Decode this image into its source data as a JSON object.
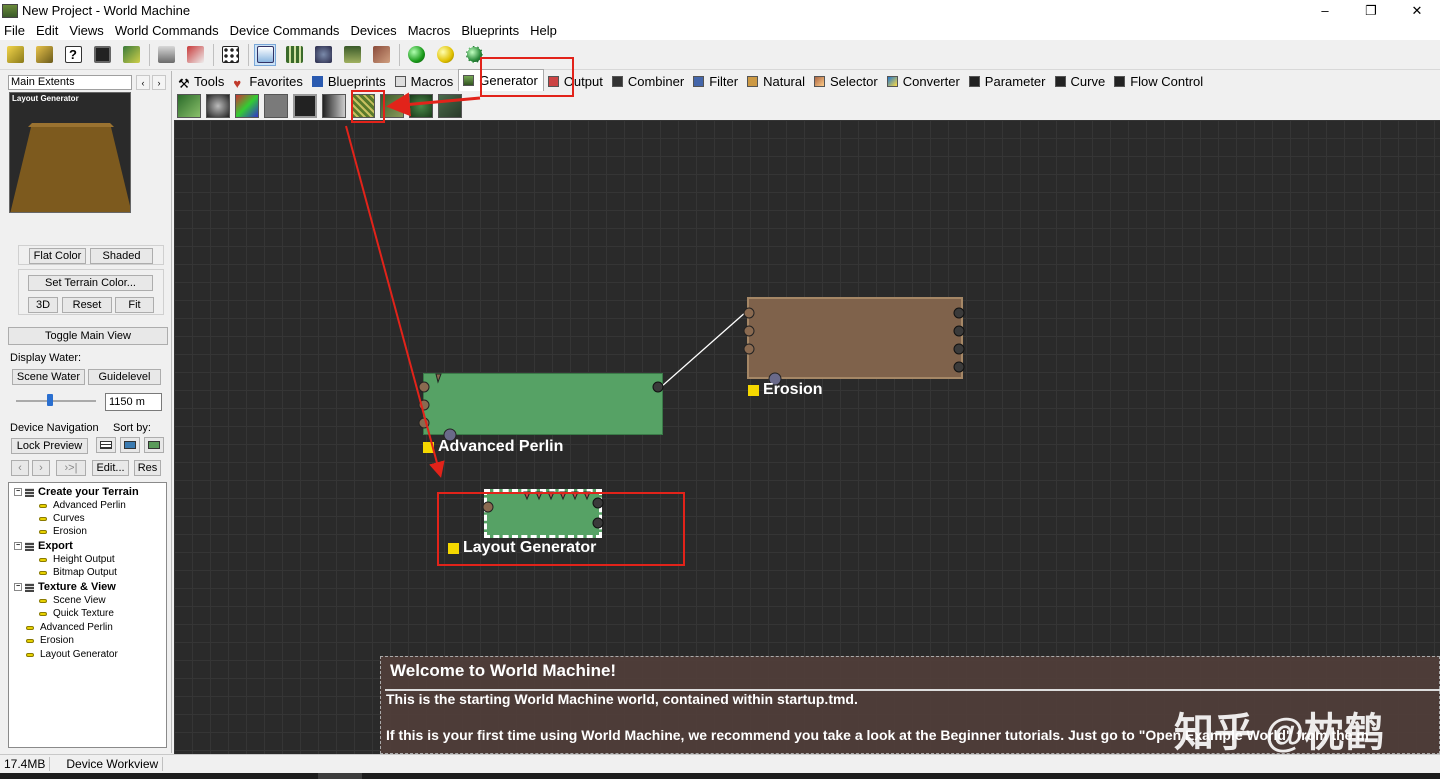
{
  "window": {
    "title": "New Project - World Machine",
    "controls": [
      "–",
      "❐",
      "✕"
    ]
  },
  "menu": [
    "File",
    "Edit",
    "Views",
    "World Commands",
    "Device Commands",
    "Devices",
    "Macros",
    "Blueprints",
    "Help"
  ],
  "toolbar": {
    "icons": [
      "new-project-icon",
      "open-project-icon",
      "help-icon",
      "save-icon",
      "checkmark-tool-icon",
      "build-icon",
      "macro-tool-icon",
      "dice-icon",
      "workview-icon",
      "layout-view-icon",
      "3d-view-icon",
      "terrain-view-icon",
      "texture-view-icon",
      "green-orb-icon",
      "yellow-orb-icon",
      "globe-orb-icon"
    ]
  },
  "left_panel": {
    "extents_label": "Main Extents",
    "arrows": [
      "‹",
      "›"
    ],
    "preview_label": "Layout Generator",
    "flat_color": "Flat Color",
    "shaded": "Shaded",
    "set_terrain_color": "Set Terrain Color...",
    "btn_3d": "3D",
    "btn_reset": "Reset",
    "btn_fit": "Fit",
    "toggle_main_view": "Toggle Main View",
    "display_water": "Display Water:",
    "scene_water": "Scene Water",
    "guidelevel": "Guidelevel",
    "water_level": "1150 m",
    "device_navigation": "Device Navigation",
    "sort_by": "Sort by:",
    "lock_preview": "Lock Preview",
    "nav_prev": "‹",
    "nav_next": "›",
    "nav_end": "›>|",
    "edit": "Edit...",
    "res": "Res",
    "tree": {
      "create_terrain": "Create your Terrain",
      "advanced_perlin": "Advanced Perlin",
      "curves": "Curves",
      "erosion": "Erosion",
      "export": "Export",
      "height_output": "Height Output",
      "bitmap_output": "Bitmap Output",
      "texture_view": "Texture & View",
      "scene_view": "Scene View",
      "quick_texture": "Quick Texture",
      "advanced_perlin_2": "Advanced Perlin",
      "erosion_2": "Erosion",
      "layout_generator": "Layout Generator"
    }
  },
  "tabs": [
    "Tools",
    "Favorites",
    "Blueprints",
    "Macros",
    "Generator",
    "Output",
    "Combiner",
    "Filter",
    "Natural",
    "Selector",
    "Converter",
    "Parameter",
    "Curve",
    "Flow Control"
  ],
  "active_tab": "Generator",
  "canvas": {
    "nodes": {
      "advanced_perlin": "Advanced Perlin",
      "erosion": "Erosion",
      "layout_generator": "Layout Generator"
    },
    "welcome": {
      "title": "Welcome to World Machine!",
      "line1": "This is the starting World Machine world, contained within startup.tmd.",
      "line2": "If this is your first time using World Machine, we recommend you take a look at the Beginner tutorials. Just go to \"Open Example World\" from the m"
    },
    "watermark": "知乎 @枕鹤"
  },
  "status": {
    "memory": "17.4MB",
    "mode": "Device Workview"
  },
  "colors": {
    "canvas_bg": "#2a2a2a",
    "perlin_node": "#56a265",
    "erosion_node": "#7f624b",
    "layout_node": "#56a265",
    "annotation_red": "#e2231a",
    "label_square": "#f5d800"
  }
}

### Exercise
Identify every line holding the word "Generator" and copy it out.

### Final result
    "preview_label": "Layout Generator",
      "layout_generator": "Layout Generator"
    "Generator",
  "active_tab": "Generator",
      "layout_generator": "Layout Generator"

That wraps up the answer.